STATED TASK - Your task is to output the entries below word for word.

DATASET ROWS -
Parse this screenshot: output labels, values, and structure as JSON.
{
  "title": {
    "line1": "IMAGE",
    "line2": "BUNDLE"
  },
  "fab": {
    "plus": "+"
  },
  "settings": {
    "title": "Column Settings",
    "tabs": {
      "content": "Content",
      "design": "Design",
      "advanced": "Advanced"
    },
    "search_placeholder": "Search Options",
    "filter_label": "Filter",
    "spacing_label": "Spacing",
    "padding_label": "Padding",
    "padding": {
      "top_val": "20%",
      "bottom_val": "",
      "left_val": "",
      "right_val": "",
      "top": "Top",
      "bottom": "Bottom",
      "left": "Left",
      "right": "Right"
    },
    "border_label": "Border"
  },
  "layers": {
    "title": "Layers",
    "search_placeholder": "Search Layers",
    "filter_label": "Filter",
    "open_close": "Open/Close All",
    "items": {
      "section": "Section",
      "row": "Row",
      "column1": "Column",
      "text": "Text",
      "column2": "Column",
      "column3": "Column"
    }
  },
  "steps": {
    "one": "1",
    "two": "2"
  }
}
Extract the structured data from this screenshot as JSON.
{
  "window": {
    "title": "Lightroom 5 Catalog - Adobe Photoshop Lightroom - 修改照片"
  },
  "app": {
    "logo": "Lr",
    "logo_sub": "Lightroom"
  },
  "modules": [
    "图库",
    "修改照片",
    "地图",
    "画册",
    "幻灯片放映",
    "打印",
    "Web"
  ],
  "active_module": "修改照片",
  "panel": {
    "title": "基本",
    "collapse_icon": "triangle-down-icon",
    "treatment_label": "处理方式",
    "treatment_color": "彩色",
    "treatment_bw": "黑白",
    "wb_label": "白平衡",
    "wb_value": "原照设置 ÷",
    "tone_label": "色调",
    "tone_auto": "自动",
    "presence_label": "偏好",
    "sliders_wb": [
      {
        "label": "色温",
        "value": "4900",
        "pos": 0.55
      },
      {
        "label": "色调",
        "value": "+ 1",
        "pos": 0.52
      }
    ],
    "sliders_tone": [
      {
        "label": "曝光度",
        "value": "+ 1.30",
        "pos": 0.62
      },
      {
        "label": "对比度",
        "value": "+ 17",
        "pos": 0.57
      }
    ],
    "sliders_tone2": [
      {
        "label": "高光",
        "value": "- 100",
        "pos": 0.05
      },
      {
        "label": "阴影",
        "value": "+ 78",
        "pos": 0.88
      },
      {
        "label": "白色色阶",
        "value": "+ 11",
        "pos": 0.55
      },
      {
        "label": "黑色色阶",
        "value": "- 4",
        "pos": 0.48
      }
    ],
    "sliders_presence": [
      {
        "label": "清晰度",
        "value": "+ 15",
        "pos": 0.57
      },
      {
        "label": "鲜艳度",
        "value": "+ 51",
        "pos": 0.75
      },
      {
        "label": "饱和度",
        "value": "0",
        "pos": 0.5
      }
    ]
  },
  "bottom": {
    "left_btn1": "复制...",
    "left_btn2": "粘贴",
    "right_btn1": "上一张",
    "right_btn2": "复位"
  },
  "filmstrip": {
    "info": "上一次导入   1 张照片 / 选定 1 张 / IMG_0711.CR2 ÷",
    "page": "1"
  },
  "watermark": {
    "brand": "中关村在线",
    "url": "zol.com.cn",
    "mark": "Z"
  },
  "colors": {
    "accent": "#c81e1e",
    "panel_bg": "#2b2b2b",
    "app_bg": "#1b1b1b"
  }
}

COMPLETE ANSWER -
Parse this screenshot: output labels, values, and structure as JSON.
{
  "title": {
    "line1": "IMAGE",
    "line2": "BUNDLE"
  },
  "fab": {
    "plus": "+"
  },
  "settings": {
    "title": "Column Settings",
    "tabs": {
      "content": "Content",
      "design": "Design",
      "advanced": "Advanced"
    },
    "search_placeholder": "Search Options",
    "filter_label": "Filter",
    "spacing_label": "Spacing",
    "padding_label": "Padding",
    "padding": {
      "top_val": "20%",
      "bottom_val": "",
      "left_val": "",
      "right_val": "",
      "top": "Top",
      "bottom": "Bottom",
      "left": "Left",
      "right": "Right"
    },
    "border_label": "Border"
  },
  "layers": {
    "title": "Layers",
    "search_placeholder": "Search Layers",
    "filter_label": "Filter",
    "open_close": "Open/Close All",
    "items": {
      "section": "Section",
      "row": "Row",
      "column1": "Column",
      "text": "Text",
      "column2": "Column",
      "column3": "Column"
    }
  },
  "steps": {
    "one": "1",
    "two": "2"
  }
}
Extract the structured data from this screenshot as JSON.
{
  "window": {
    "title": "Lightroom 5 Catalog - Adobe Photoshop Lightroom - 修改照片"
  },
  "app": {
    "logo": "Lr",
    "logo_sub": "Lightroom"
  },
  "modules": [
    "图库",
    "修改照片",
    "地图",
    "画册",
    "幻灯片放映",
    "打印",
    "Web"
  ],
  "active_module": "修改照片",
  "panel": {
    "title": "基本",
    "collapse_icon": "triangle-down-icon",
    "treatment_label": "处理方式",
    "treatment_color": "彩色",
    "treatment_bw": "黑白",
    "wb_label": "白平衡",
    "wb_value": "原照设置 ÷",
    "tone_label": "色调",
    "tone_auto": "自动",
    "presence_label": "偏好",
    "sliders_wb": [
      {
        "label": "色温",
        "value": "4900",
        "pos": 0.55
      },
      {
        "label": "色调",
        "value": "+ 1",
        "pos": 0.52
      }
    ],
    "sliders_tone": [
      {
        "label": "曝光度",
        "value": "+ 1.30",
        "pos": 0.62
      },
      {
        "label": "对比度",
        "value": "+ 17",
        "pos": 0.57
      }
    ],
    "sliders_tone2": [
      {
        "label": "高光",
        "value": "- 100",
        "pos": 0.05
      },
      {
        "label": "阴影",
        "value": "+ 78",
        "pos": 0.88
      },
      {
        "label": "白色色阶",
        "value": "+ 11",
        "pos": 0.55
      },
      {
        "label": "黑色色阶",
        "value": "- 4",
        "pos": 0.48
      }
    ],
    "sliders_presence": [
      {
        "label": "清晰度",
        "value": "+ 15",
        "pos": 0.57
      },
      {
        "label": "鲜艳度",
        "value": "+ 51",
        "pos": 0.75
      },
      {
        "label": "饱和度",
        "value": "0",
        "pos": 0.5
      }
    ]
  },
  "bottom": {
    "left_btn1": "复制...",
    "left_btn2": "粘贴",
    "right_btn1": "上一张",
    "right_btn2": "复位"
  },
  "filmstrip": {
    "info": "上一次导入   1 张照片 / 选定 1 张 / IMG_0711.CR2 ÷",
    "page": "1"
  },
  "watermark": {
    "brand": "中关村在线",
    "url": "zol.com.cn",
    "mark": "Z"
  },
  "colors": {
    "accent": "#c81e1e",
    "panel_bg": "#2b2b2b",
    "app_bg": "#1b1b1b"
  }
}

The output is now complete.